WHAT IS ASKED:
An exact copy of the records is required, minus the pictures they hold.
=== DATA SECTION ===
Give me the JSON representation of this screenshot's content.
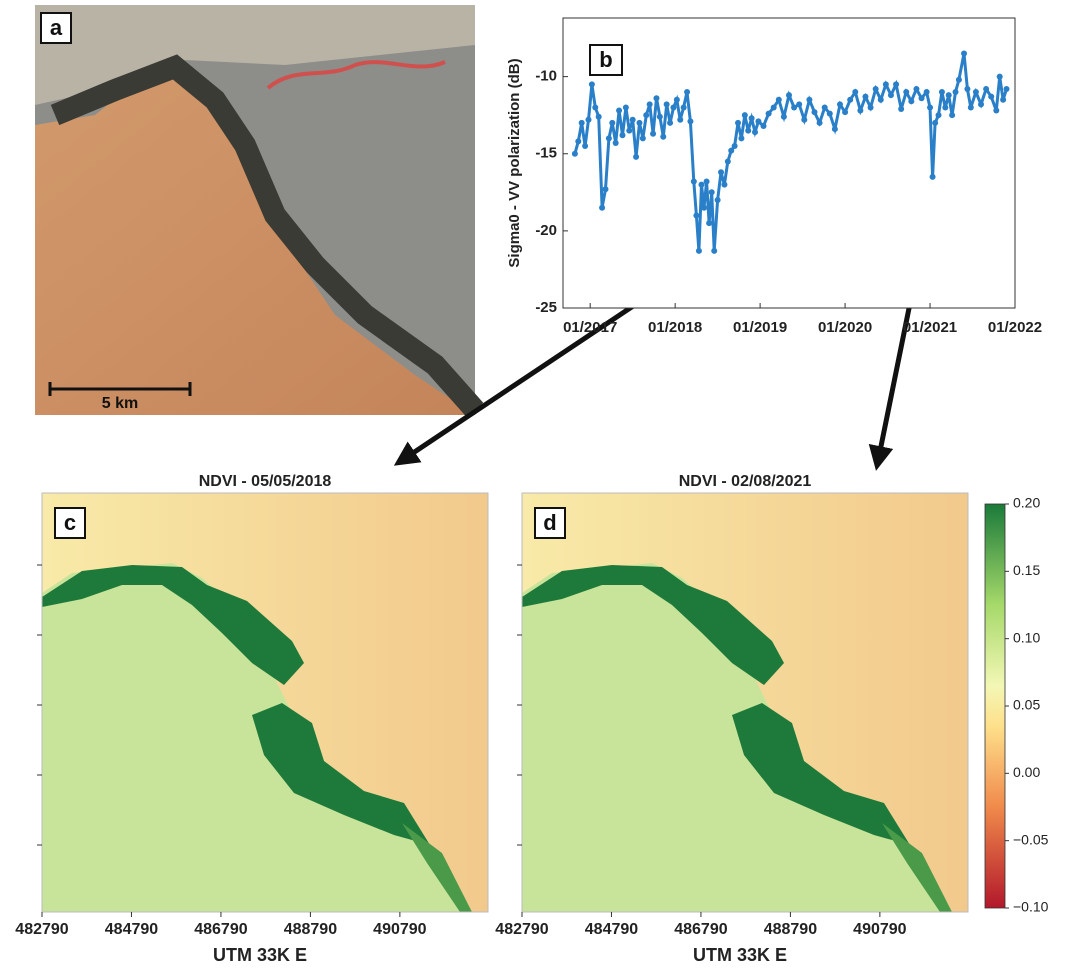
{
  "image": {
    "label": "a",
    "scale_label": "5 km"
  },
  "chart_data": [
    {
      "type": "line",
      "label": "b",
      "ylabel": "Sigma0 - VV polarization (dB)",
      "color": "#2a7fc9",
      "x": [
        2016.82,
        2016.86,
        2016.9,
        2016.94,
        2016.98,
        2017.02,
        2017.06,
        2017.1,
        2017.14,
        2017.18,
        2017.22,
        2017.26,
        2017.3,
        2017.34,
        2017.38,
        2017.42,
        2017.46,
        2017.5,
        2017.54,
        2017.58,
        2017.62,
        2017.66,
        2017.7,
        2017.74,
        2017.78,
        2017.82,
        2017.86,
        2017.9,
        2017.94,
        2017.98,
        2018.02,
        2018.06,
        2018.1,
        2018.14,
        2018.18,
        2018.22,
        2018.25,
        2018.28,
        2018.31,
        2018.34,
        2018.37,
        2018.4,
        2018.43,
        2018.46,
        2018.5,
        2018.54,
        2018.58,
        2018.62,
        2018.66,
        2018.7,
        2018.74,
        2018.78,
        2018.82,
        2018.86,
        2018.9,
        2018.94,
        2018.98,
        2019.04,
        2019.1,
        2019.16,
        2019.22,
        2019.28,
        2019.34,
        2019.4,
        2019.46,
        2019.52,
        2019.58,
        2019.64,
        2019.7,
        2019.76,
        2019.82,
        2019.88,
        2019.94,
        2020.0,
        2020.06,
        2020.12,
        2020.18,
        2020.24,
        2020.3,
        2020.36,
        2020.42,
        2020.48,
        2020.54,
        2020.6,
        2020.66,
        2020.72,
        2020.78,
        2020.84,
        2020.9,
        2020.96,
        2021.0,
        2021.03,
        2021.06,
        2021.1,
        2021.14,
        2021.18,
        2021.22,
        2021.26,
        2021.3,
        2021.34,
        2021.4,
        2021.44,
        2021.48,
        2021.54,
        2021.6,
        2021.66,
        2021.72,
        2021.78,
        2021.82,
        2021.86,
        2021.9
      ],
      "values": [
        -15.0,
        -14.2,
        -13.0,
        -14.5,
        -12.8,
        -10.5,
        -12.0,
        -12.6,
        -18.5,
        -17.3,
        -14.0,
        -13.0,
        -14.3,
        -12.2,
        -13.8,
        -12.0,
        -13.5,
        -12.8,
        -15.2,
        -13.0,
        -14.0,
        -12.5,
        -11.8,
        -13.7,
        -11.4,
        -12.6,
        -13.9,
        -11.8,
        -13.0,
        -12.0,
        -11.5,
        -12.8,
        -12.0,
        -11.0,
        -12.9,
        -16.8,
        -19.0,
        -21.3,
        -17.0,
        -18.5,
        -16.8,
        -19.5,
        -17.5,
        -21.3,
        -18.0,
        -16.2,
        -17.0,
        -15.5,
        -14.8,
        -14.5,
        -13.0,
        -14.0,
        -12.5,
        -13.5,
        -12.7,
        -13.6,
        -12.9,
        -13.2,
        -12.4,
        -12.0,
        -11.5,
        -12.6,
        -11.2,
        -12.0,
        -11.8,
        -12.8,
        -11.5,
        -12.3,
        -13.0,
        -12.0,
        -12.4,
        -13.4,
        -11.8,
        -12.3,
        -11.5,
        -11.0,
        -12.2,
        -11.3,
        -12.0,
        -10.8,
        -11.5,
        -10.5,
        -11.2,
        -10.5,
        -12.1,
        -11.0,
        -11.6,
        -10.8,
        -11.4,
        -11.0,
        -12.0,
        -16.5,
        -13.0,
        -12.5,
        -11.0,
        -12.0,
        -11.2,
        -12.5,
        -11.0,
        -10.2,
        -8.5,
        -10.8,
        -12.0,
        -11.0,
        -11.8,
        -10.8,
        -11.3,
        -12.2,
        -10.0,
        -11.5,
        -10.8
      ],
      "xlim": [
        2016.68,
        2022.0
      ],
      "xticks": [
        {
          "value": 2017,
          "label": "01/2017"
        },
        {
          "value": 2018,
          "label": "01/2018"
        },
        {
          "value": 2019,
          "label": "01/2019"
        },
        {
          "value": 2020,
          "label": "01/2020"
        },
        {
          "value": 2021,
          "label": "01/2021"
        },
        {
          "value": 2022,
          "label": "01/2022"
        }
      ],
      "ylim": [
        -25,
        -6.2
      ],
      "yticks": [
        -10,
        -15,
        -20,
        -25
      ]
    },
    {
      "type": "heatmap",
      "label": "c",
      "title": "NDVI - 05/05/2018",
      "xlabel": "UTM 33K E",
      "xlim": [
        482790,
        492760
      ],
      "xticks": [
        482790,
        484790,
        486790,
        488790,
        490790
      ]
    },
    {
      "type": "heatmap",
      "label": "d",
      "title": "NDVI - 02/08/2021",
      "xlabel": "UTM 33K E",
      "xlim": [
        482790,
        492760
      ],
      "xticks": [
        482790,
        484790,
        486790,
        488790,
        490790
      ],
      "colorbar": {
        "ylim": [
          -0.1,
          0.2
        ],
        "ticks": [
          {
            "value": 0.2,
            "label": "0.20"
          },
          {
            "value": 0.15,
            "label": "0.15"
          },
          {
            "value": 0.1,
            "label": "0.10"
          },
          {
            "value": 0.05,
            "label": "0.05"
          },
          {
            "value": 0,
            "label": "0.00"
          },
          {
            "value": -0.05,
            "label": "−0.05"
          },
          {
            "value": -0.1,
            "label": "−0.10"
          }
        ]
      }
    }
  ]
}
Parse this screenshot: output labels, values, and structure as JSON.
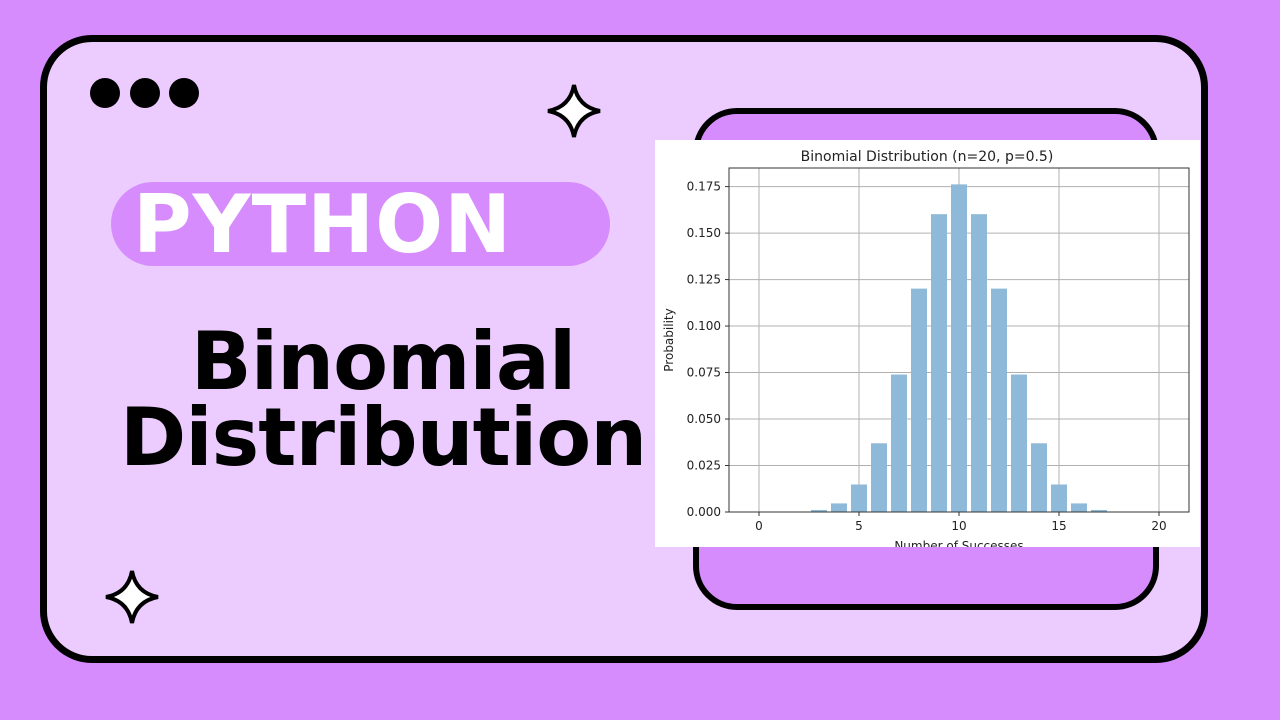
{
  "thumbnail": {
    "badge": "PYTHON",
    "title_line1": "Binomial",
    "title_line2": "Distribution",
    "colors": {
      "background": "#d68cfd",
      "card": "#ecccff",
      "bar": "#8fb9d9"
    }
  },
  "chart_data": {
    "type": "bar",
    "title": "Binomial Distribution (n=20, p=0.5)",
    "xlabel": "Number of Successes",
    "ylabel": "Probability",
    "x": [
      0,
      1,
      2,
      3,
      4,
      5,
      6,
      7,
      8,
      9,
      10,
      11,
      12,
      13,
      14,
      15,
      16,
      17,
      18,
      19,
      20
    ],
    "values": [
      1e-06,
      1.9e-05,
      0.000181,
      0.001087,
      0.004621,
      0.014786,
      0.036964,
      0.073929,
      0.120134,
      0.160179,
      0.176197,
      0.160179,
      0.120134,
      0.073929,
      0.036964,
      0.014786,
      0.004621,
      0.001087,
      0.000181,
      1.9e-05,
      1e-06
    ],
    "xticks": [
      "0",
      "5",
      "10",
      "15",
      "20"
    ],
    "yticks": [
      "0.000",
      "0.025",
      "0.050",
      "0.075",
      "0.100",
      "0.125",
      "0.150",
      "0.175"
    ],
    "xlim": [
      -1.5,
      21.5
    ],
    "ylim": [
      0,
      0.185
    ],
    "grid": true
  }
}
===
ANSWER FOR THE TASK:
Give me the JSON representation of this screenshot's content.
{
  "image": {
    "label": "a",
    "scale_label": "5 km"
  },
  "chart_data": [
    {
      "type": "line",
      "label": "b",
      "ylabel": "Sigma0 - VV polarization (dB)",
      "color": "#2a7fc9",
      "x": [
        2016.82,
        2016.86,
        2016.9,
        2016.94,
        2016.98,
        2017.02,
        2017.06,
        2017.1,
        2017.14,
        2017.18,
        2017.22,
        2017.26,
        2017.3,
        2017.34,
        2017.38,
        2017.42,
        2017.46,
        2017.5,
        2017.54,
        2017.58,
        2017.62,
        2017.66,
        2017.7,
        2017.74,
        2017.78,
        2017.82,
        2017.86,
        2017.9,
        2017.94,
        2017.98,
        2018.02,
        2018.06,
        2018.1,
        2018.14,
        2018.18,
        2018.22,
        2018.25,
        2018.28,
        2018.31,
        2018.34,
        2018.37,
        2018.4,
        2018.43,
        2018.46,
        2018.5,
        2018.54,
        2018.58,
        2018.62,
        2018.66,
        2018.7,
        2018.74,
        2018.78,
        2018.82,
        2018.86,
        2018.9,
        2018.94,
        2018.98,
        2019.04,
        2019.1,
        2019.16,
        2019.22,
        2019.28,
        2019.34,
        2019.4,
        2019.46,
        2019.52,
        2019.58,
        2019.64,
        2019.7,
        2019.76,
        2019.82,
        2019.88,
        2019.94,
        2020.0,
        2020.06,
        2020.12,
        2020.18,
        2020.24,
        2020.3,
        2020.36,
        2020.42,
        2020.48,
        2020.54,
        2020.6,
        2020.66,
        2020.72,
        2020.78,
        2020.84,
        2020.9,
        2020.96,
        2021.0,
        2021.03,
        2021.06,
        2021.1,
        2021.14,
        2021.18,
        2021.22,
        2021.26,
        2021.3,
        2021.34,
        2021.4,
        2021.44,
        2021.48,
        2021.54,
        2021.6,
        2021.66,
        2021.72,
        2021.78,
        2021.82,
        2021.86,
        2021.9
      ],
      "values": [
        -15.0,
        -14.2,
        -13.0,
        -14.5,
        -12.8,
        -10.5,
        -12.0,
        -12.6,
        -18.5,
        -17.3,
        -14.0,
        -13.0,
        -14.3,
        -12.2,
        -13.8,
        -12.0,
        -13.5,
        -12.8,
        -15.2,
        -13.0,
        -14.0,
        -12.5,
        -11.8,
        -13.7,
        -11.4,
        -12.6,
        -13.9,
        -11.8,
        -13.0,
        -12.0,
        -11.5,
        -12.8,
        -12.0,
        -11.0,
        -12.9,
        -16.8,
        -19.0,
        -21.3,
        -17.0,
        -18.5,
        -16.8,
        -19.5,
        -17.5,
        -21.3,
        -18.0,
        -16.2,
        -17.0,
        -15.5,
        -14.8,
        -14.5,
        -13.0,
        -14.0,
        -12.5,
        -13.5,
        -12.7,
        -13.6,
        -12.9,
        -13.2,
        -12.4,
        -12.0,
        -11.5,
        -12.6,
        -11.2,
        -12.0,
        -11.8,
        -12.8,
        -11.5,
        -12.3,
        -13.0,
        -12.0,
        -12.4,
        -13.4,
        -11.8,
        -12.3,
        -11.5,
        -11.0,
        -12.2,
        -11.3,
        -12.0,
        -10.8,
        -11.5,
        -10.5,
        -11.2,
        -10.5,
        -12.1,
        -11.0,
        -11.6,
        -10.8,
        -11.4,
        -11.0,
        -12.0,
        -16.5,
        -13.0,
        -12.5,
        -11.0,
        -12.0,
        -11.2,
        -12.5,
        -11.0,
        -10.2,
        -8.5,
        -10.8,
        -12.0,
        -11.0,
        -11.8,
        -10.8,
        -11.3,
        -12.2,
        -10.0,
        -11.5,
        -10.8
      ],
      "xlim": [
        2016.68,
        2022.0
      ],
      "xticks": [
        {
          "value": 2017,
          "label": "01/2017"
        },
        {
          "value": 2018,
          "label": "01/2018"
        },
        {
          "value": 2019,
          "label": "01/2019"
        },
        {
          "value": 2020,
          "label": "01/2020"
        },
        {
          "value": 2021,
          "label": "01/2021"
        },
        {
          "value": 2022,
          "label": "01/2022"
        }
      ],
      "ylim": [
        -25,
        -6.2
      ],
      "yticks": [
        -10,
        -15,
        -20,
        -25
      ]
    },
    {
      "type": "heatmap",
      "label": "c",
      "title": "NDVI - 05/05/2018",
      "xlabel": "UTM 33K E",
      "xlim": [
        482790,
        492760
      ],
      "xticks": [
        482790,
        484790,
        486790,
        488790,
        490790
      ]
    },
    {
      "type": "heatmap",
      "label": "d",
      "title": "NDVI - 02/08/2021",
      "xlabel": "UTM 33K E",
      "xlim": [
        482790,
        492760
      ],
      "xticks": [
        482790,
        484790,
        486790,
        488790,
        490790
      ],
      "colorbar": {
        "ylim": [
          -0.1,
          0.2
        ],
        "ticks": [
          {
            "value": 0.2,
            "label": "0.20"
          },
          {
            "value": 0.15,
            "label": "0.15"
          },
          {
            "value": 0.1,
            "label": "0.10"
          },
          {
            "value": 0.05,
            "label": "0.05"
          },
          {
            "value": 0,
            "label": "0.00"
          },
          {
            "value": -0.05,
            "label": "−0.05"
          },
          {
            "value": -0.1,
            "label": "−0.10"
          }
        ]
      }
    }
  ]
}
Parse this screenshot: output labels, values, and structure as JSON.
{
  "thumbnail": {
    "badge": "PYTHON",
    "title_line1": "Binomial",
    "title_line2": "Distribution",
    "colors": {
      "background": "#d68cfd",
      "card": "#ecccff",
      "bar": "#8fb9d9"
    }
  },
  "chart_data": {
    "type": "bar",
    "title": "Binomial Distribution (n=20, p=0.5)",
    "xlabel": "Number of Successes",
    "ylabel": "Probability",
    "x": [
      0,
      1,
      2,
      3,
      4,
      5,
      6,
      7,
      8,
      9,
      10,
      11,
      12,
      13,
      14,
      15,
      16,
      17,
      18,
      19,
      20
    ],
    "values": [
      1e-06,
      1.9e-05,
      0.000181,
      0.001087,
      0.004621,
      0.014786,
      0.036964,
      0.073929,
      0.120134,
      0.160179,
      0.176197,
      0.160179,
      0.120134,
      0.073929,
      0.036964,
      0.014786,
      0.004621,
      0.001087,
      0.000181,
      1.9e-05,
      1e-06
    ],
    "xticks": [
      "0",
      "5",
      "10",
      "15",
      "20"
    ],
    "yticks": [
      "0.000",
      "0.025",
      "0.050",
      "0.075",
      "0.100",
      "0.125",
      "0.150",
      "0.175"
    ],
    "xlim": [
      -1.5,
      21.5
    ],
    "ylim": [
      0,
      0.185
    ],
    "grid": true
  }
}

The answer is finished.